# [Task description]
Transcribe the material below exactly as it appears.

# [Listing]
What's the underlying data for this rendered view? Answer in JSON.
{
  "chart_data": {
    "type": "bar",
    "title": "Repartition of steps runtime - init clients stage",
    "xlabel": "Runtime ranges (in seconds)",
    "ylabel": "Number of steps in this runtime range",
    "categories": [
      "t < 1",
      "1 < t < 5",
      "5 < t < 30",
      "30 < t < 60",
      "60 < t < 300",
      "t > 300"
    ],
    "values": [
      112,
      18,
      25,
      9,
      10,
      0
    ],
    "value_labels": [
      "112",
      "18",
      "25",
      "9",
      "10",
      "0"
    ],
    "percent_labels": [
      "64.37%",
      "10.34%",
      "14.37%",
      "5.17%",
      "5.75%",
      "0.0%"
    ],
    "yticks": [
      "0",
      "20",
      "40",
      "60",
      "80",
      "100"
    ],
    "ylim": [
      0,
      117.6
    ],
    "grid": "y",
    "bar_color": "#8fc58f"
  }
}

# [Complete response]
What's the underlying data for this rendered view? Answer in JSON.
{
  "chart_data": {
    "type": "bar",
    "title": "Repartition of steps runtime - init clients stage",
    "xlabel": "Runtime ranges (in seconds)",
    "ylabel": "Number of steps in this runtime range",
    "categories": [
      "t < 1",
      "1 < t < 5",
      "5 < t < 30",
      "30 < t < 60",
      "60 < t < 300",
      "t > 300"
    ],
    "values": [
      112,
      18,
      25,
      9,
      10,
      0
    ],
    "value_labels": [
      "112",
      "18",
      "25",
      "9",
      "10",
      "0"
    ],
    "percent_labels": [
      "64.37%",
      "10.34%",
      "14.37%",
      "5.17%",
      "5.75%",
      "0.0%"
    ],
    "yticks": [
      "0",
      "20",
      "40",
      "60",
      "80",
      "100"
    ],
    "ylim": [
      0,
      117.6
    ],
    "grid": "y",
    "bar_color": "#8fc58f"
  }
}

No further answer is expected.